Collection entries:

------------------------------------------------

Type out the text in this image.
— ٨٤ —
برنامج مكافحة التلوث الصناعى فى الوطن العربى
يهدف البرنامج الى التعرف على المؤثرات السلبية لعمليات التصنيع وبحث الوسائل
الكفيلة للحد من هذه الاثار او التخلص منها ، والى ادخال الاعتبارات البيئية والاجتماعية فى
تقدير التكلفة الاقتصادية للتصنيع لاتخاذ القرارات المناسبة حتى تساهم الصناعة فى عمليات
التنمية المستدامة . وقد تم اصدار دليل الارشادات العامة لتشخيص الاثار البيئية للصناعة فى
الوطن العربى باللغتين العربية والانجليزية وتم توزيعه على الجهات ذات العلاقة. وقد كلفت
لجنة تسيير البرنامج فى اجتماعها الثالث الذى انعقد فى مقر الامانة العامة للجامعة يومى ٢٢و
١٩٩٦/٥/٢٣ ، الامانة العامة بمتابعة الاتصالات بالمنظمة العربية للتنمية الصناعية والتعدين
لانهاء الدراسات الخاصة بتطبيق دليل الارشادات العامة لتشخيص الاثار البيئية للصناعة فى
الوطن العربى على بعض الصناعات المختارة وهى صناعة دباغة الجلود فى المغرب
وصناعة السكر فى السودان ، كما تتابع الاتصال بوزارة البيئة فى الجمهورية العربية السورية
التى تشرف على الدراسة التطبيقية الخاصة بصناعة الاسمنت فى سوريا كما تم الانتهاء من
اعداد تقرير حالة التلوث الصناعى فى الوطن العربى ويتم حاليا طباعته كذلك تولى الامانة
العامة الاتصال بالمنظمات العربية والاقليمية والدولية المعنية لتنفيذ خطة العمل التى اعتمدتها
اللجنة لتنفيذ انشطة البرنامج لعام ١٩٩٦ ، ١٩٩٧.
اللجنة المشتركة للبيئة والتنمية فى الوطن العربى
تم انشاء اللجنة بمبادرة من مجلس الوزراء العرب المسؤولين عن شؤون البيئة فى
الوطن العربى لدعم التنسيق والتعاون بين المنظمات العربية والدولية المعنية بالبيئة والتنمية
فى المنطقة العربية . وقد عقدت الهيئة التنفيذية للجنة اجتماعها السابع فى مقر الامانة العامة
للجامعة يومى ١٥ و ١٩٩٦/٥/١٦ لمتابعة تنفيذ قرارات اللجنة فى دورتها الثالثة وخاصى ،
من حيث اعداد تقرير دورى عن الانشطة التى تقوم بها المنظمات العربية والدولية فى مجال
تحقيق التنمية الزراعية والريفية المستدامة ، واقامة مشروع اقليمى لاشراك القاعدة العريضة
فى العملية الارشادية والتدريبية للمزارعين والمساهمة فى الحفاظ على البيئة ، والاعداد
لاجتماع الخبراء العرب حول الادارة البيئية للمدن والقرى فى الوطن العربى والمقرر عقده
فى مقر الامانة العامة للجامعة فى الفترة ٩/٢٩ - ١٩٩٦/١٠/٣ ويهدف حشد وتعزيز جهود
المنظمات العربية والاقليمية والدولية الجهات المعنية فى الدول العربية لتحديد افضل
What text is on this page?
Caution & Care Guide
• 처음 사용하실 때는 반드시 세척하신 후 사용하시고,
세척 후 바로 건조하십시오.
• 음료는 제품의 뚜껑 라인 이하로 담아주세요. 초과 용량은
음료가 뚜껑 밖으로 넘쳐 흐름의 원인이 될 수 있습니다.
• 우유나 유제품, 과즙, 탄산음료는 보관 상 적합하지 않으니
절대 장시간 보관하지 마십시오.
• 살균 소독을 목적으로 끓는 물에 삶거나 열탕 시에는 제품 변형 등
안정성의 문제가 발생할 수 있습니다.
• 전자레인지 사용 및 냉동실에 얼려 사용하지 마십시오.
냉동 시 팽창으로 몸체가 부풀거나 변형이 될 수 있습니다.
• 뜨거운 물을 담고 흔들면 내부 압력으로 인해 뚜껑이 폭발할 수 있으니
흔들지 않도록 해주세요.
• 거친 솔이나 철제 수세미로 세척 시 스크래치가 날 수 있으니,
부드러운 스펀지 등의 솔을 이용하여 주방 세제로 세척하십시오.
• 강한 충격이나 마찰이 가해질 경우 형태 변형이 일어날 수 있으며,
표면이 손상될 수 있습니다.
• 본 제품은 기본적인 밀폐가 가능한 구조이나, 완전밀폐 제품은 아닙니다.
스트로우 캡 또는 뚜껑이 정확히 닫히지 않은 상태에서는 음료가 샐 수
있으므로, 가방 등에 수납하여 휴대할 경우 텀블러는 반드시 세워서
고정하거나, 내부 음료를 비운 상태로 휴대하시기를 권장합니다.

------------------------------------------------

CHALLENGE
For the data above, state how many lines contain "الامانة"; the number is the whole answer.

RESPONSE TO THE EXERCISE
5